BEGIN Raw records

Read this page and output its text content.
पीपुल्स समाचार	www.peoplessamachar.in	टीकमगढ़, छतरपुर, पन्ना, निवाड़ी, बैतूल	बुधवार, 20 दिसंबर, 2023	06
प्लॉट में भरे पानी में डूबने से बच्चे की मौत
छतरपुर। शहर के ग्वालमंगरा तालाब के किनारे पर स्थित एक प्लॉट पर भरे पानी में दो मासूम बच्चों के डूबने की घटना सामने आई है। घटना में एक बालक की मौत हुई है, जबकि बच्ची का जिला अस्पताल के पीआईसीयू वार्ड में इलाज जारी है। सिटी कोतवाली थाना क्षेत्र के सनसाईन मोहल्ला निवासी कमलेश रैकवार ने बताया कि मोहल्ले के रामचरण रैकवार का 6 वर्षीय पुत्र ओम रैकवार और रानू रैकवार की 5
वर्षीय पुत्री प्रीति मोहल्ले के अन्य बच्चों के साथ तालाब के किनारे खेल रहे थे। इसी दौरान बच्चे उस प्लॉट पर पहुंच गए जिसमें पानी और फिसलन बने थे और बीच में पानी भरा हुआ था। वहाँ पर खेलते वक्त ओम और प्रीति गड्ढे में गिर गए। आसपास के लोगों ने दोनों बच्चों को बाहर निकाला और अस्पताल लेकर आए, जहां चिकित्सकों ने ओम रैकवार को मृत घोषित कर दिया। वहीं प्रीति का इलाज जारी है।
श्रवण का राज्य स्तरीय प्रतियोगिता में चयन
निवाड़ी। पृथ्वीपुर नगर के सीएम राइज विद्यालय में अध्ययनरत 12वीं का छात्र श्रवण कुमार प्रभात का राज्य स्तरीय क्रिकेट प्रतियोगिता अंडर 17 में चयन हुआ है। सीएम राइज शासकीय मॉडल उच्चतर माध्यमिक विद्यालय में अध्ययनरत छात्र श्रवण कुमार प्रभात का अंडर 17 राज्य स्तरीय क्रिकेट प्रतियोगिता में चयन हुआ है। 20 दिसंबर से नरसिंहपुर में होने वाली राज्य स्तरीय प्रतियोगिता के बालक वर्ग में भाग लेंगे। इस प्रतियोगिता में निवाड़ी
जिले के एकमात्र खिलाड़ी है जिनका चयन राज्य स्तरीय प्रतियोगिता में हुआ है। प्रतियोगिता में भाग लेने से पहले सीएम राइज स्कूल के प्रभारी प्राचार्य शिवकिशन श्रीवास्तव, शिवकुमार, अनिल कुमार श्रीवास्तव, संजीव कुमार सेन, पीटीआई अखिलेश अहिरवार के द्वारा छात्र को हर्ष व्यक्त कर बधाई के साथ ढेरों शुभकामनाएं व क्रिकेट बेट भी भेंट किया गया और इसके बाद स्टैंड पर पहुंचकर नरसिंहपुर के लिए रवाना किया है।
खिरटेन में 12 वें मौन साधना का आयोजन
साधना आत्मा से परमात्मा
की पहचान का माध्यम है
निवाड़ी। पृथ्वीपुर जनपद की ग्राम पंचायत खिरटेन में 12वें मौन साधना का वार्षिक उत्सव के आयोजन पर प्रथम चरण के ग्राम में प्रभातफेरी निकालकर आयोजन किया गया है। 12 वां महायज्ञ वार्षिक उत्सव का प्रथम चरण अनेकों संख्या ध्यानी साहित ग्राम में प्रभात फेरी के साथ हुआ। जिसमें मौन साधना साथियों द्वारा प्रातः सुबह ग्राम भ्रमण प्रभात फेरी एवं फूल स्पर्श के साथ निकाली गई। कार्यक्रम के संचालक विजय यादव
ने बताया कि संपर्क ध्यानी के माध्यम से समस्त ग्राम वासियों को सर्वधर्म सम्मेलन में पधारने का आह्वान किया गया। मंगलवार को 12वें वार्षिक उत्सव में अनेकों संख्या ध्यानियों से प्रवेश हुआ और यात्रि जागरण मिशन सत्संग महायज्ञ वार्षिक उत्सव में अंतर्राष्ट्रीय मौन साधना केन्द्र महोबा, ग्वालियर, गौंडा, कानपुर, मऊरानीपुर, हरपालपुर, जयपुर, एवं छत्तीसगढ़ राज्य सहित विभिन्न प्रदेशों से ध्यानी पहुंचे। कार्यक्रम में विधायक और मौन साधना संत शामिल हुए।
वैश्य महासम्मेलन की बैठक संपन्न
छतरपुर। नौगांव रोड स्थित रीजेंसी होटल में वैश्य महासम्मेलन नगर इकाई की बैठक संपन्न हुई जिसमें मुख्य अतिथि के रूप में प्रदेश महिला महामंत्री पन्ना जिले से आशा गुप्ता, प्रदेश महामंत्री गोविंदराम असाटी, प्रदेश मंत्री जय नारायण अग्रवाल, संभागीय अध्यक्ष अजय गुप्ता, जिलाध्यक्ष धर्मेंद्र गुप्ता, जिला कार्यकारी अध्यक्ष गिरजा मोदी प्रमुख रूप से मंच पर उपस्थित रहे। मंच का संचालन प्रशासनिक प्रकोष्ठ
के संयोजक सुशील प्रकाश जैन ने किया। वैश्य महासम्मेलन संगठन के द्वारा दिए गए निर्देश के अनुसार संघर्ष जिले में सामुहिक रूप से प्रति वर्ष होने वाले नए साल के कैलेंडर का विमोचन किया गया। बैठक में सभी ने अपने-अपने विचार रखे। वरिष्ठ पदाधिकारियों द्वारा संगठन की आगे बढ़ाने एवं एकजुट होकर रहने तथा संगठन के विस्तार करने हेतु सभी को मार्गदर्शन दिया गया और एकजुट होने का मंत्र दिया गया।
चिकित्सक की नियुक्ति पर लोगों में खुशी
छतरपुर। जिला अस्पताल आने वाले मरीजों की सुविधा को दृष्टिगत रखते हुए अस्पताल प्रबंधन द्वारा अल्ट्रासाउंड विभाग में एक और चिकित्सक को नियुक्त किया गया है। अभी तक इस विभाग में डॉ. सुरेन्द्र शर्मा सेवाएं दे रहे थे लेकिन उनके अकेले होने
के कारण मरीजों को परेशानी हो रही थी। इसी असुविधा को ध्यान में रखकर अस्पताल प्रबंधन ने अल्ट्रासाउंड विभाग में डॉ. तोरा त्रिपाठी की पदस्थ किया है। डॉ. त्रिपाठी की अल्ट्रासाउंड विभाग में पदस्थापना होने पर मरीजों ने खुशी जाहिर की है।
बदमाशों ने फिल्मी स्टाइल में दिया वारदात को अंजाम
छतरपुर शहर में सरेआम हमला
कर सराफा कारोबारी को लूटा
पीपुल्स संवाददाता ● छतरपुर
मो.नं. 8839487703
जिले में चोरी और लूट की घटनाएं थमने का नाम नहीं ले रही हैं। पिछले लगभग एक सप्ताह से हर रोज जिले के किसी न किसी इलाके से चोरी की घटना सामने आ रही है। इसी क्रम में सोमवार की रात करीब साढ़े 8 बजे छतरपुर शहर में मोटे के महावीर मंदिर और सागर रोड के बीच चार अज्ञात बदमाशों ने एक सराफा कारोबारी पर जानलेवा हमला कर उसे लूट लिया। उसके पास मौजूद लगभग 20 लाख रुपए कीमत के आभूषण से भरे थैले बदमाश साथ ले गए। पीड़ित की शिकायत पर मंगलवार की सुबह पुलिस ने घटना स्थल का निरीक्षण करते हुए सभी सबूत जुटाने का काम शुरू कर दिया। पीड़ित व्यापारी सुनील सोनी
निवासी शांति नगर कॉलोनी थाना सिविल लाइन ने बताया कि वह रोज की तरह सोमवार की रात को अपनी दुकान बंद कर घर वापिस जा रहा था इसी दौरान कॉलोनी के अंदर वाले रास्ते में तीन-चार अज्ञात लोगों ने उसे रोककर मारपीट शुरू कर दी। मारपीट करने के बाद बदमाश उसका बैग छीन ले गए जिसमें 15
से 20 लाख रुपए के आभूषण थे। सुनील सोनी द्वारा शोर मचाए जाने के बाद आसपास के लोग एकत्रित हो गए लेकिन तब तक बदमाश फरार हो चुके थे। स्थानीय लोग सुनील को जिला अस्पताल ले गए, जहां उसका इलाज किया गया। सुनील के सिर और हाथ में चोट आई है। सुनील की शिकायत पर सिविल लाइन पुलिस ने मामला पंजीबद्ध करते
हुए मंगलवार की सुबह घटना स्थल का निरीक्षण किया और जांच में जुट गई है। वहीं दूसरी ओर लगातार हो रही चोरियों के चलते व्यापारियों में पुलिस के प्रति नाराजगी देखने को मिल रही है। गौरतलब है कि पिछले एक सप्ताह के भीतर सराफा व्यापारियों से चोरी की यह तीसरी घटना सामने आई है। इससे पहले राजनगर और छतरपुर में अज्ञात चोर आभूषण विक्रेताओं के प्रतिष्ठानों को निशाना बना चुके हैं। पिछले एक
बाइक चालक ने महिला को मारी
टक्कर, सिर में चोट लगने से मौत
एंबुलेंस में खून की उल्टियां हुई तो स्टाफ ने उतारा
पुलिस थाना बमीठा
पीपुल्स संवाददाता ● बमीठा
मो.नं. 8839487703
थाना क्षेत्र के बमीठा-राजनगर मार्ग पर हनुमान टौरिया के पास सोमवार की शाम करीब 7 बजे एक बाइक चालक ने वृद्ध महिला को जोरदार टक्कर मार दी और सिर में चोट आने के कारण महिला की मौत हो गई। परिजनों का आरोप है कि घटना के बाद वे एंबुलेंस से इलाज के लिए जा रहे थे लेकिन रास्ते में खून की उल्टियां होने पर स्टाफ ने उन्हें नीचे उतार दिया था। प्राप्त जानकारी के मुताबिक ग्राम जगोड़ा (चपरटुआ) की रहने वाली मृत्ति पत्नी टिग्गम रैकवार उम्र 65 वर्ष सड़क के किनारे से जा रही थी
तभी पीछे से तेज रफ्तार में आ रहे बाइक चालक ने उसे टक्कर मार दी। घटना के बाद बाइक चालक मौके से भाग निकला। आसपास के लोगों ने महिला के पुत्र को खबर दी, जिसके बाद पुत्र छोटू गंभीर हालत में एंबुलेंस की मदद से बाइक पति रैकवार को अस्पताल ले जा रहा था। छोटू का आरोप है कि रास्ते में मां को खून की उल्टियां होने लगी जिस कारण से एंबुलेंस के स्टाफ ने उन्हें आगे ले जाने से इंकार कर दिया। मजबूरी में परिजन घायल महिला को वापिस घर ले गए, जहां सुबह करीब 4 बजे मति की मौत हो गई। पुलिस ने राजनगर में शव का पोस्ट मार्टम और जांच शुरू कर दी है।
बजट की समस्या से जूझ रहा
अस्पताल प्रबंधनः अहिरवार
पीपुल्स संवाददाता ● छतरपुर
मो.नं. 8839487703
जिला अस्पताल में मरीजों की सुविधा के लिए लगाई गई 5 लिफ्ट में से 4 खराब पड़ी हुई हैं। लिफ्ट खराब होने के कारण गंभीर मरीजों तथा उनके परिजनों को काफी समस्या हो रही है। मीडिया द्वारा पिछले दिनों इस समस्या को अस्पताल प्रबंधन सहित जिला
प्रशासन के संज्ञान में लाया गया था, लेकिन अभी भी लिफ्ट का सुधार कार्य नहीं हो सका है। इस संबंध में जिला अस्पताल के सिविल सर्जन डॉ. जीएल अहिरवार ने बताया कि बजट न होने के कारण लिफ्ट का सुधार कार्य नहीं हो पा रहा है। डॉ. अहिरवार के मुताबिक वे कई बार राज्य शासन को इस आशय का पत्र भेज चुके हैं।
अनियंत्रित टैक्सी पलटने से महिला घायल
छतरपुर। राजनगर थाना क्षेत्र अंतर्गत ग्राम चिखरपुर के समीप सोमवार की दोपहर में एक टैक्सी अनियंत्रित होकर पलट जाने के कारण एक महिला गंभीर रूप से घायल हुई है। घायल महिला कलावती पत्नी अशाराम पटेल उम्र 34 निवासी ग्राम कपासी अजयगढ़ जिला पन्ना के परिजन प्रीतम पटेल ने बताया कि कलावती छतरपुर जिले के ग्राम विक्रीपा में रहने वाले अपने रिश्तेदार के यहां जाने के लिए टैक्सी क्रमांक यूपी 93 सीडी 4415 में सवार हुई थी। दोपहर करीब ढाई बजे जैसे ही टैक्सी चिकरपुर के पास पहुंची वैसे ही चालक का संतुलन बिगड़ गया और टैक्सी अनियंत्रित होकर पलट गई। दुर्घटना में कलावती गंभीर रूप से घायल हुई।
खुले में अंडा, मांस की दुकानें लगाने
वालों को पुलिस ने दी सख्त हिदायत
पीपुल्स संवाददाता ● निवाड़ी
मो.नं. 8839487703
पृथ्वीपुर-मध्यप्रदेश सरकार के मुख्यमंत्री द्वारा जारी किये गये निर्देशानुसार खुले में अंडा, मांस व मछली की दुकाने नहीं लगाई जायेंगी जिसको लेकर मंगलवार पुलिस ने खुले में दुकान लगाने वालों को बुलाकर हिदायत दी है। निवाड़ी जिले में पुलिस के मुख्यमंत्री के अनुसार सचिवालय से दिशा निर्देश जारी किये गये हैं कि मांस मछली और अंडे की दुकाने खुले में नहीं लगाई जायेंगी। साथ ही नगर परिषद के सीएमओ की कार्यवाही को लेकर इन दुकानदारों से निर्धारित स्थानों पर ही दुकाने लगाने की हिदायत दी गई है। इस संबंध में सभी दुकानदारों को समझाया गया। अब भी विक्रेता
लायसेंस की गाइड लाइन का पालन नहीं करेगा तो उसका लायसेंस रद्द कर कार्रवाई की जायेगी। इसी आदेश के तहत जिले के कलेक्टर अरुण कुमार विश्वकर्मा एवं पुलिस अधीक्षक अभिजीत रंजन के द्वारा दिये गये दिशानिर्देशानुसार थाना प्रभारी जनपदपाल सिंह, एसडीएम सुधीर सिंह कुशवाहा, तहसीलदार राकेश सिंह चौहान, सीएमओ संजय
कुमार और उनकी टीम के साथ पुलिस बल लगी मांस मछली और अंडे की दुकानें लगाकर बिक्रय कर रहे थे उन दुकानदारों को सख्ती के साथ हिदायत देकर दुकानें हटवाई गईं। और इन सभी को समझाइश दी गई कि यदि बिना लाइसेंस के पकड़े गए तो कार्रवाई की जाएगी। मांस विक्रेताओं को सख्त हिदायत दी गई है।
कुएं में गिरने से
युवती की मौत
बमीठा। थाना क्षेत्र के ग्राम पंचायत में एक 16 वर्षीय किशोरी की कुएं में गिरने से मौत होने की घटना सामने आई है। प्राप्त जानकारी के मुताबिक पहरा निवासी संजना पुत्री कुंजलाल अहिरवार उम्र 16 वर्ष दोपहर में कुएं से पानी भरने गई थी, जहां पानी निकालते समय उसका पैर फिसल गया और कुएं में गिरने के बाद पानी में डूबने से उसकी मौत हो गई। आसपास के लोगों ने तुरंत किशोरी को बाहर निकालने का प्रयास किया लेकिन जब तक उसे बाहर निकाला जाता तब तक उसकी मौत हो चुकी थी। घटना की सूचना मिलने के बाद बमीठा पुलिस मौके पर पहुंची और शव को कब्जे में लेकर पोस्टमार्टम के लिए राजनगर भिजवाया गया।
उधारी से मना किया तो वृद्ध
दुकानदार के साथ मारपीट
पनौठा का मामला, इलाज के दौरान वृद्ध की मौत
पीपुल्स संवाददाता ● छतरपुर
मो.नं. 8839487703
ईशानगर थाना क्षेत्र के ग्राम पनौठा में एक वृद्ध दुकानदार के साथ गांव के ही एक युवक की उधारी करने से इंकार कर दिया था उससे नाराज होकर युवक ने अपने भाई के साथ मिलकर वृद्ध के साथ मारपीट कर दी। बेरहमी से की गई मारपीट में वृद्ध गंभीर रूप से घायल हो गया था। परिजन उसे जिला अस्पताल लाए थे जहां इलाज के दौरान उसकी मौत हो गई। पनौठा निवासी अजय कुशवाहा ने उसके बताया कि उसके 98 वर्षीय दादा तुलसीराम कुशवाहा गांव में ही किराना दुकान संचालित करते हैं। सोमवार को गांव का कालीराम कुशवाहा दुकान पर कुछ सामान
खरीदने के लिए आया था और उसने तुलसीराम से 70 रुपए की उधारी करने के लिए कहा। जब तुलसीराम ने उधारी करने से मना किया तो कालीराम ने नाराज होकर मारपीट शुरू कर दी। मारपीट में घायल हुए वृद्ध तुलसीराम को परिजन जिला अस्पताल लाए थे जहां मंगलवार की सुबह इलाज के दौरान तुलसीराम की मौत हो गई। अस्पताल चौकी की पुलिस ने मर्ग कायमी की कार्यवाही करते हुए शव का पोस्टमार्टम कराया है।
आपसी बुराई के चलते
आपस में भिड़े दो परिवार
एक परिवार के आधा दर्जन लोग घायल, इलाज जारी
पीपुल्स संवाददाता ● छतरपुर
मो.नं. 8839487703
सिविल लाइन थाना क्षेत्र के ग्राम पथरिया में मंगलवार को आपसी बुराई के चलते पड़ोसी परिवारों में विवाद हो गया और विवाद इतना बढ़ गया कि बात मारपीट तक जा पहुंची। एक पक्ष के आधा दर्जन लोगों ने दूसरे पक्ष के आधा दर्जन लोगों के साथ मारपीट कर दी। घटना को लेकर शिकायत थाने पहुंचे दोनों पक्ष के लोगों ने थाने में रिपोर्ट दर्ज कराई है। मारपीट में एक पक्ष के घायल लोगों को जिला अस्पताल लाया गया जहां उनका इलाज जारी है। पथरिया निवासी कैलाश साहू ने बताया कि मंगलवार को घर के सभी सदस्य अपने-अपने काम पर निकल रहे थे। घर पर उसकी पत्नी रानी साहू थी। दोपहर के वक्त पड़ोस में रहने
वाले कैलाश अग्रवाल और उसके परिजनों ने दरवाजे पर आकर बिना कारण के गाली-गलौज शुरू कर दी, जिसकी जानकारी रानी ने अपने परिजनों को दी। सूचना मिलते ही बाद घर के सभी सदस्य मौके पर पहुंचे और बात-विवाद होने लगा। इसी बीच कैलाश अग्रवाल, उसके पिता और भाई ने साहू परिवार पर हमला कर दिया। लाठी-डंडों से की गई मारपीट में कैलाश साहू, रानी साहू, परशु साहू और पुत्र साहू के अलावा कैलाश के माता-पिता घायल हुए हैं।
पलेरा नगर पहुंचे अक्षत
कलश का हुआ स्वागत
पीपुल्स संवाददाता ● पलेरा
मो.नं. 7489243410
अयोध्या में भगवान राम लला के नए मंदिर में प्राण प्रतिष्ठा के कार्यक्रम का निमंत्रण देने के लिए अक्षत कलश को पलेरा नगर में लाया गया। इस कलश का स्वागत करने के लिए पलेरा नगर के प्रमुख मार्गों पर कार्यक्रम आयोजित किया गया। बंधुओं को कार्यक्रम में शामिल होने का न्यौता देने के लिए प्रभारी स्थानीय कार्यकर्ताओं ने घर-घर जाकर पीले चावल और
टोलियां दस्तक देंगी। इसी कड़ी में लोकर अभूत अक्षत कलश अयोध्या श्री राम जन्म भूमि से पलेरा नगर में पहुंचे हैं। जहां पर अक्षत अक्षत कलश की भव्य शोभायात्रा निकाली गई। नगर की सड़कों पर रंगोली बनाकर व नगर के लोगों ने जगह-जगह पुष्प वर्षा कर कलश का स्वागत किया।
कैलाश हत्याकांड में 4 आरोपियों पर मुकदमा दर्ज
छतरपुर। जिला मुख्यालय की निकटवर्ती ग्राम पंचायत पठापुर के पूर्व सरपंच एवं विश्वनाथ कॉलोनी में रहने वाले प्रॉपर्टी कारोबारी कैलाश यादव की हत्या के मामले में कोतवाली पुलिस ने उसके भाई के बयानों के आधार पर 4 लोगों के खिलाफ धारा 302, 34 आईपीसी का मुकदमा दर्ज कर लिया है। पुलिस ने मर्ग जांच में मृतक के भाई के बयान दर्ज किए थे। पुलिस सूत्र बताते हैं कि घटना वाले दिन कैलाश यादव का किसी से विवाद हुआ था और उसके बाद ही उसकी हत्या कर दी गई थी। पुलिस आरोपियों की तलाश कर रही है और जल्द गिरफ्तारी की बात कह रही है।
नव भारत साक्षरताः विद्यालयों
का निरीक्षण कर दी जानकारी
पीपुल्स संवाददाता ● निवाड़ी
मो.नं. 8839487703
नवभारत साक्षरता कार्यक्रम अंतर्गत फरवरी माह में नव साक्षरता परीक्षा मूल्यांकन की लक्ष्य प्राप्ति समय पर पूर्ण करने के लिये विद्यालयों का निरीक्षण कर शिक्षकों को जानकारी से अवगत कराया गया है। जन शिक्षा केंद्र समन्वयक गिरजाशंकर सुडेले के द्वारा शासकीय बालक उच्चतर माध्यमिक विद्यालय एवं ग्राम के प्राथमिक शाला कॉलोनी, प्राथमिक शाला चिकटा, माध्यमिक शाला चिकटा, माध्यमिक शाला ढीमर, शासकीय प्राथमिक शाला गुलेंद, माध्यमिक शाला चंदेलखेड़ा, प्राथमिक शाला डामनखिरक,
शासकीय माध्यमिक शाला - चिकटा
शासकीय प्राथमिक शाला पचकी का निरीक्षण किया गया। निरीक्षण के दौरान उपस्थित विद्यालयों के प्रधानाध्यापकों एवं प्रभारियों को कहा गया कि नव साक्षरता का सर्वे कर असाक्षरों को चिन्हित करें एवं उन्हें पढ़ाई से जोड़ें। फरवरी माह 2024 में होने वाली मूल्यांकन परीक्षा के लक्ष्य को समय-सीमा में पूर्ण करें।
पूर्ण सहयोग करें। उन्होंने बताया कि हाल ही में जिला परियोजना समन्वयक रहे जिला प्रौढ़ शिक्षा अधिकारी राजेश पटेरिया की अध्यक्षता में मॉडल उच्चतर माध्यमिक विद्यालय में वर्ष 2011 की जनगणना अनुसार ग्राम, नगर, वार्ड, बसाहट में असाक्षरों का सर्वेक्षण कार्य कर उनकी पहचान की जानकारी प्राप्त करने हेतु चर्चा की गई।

END Raw records

Exercise requirements — Using the material above, report each line where "फरवर" occurs.

Written solution —
नवभारत साक्षरता कार्यक्रम अंतर्गत फरवरी माह में नव साक्षरता परीक्षा मूल्यांकन की लक्ष्य प्राप्ति समय पर पूर्ण करने के लिये विद्यालयों का निरीक्षण कर शिक्षकों को जानकारी से अवगत कराया गया है। जन शिक्षा केंद्र समन्वयक गिरजाशंकर सुडेले के द्वारा शासकीय बालक उच्चतर माध्यमिक विद्यालय एवं ग्राम के प्राथमिक शाला कॉलोनी, प्राथमिक शाला चिकटा, माध्यमिक शाला चिकटा, माध्यमिक शाला ढीमर, शासकीय प्राथमिक शाला गुलेंद, माध्यमिक शाला चंदेलखेड़ा, प्राथमिक शाला डामनखिरक,
शासकीय प्राथमिक शाला पचकी का निरीक्षण किया गया। निरीक्षण के दौरान उपस्थित विद्यालयों के प्रधानाध्यापकों एवं प्रभारियों को कहा गया कि नव साक्षरता का सर्वे कर असाक्षरों को चिन्हित करें एवं उन्हें पढ़ाई से जोड़ें। फरवरी माह 2024 में होने वाली मूल्यांकन परीक्षा के लक्ष्य को समय-सीमा में पूर्ण करें।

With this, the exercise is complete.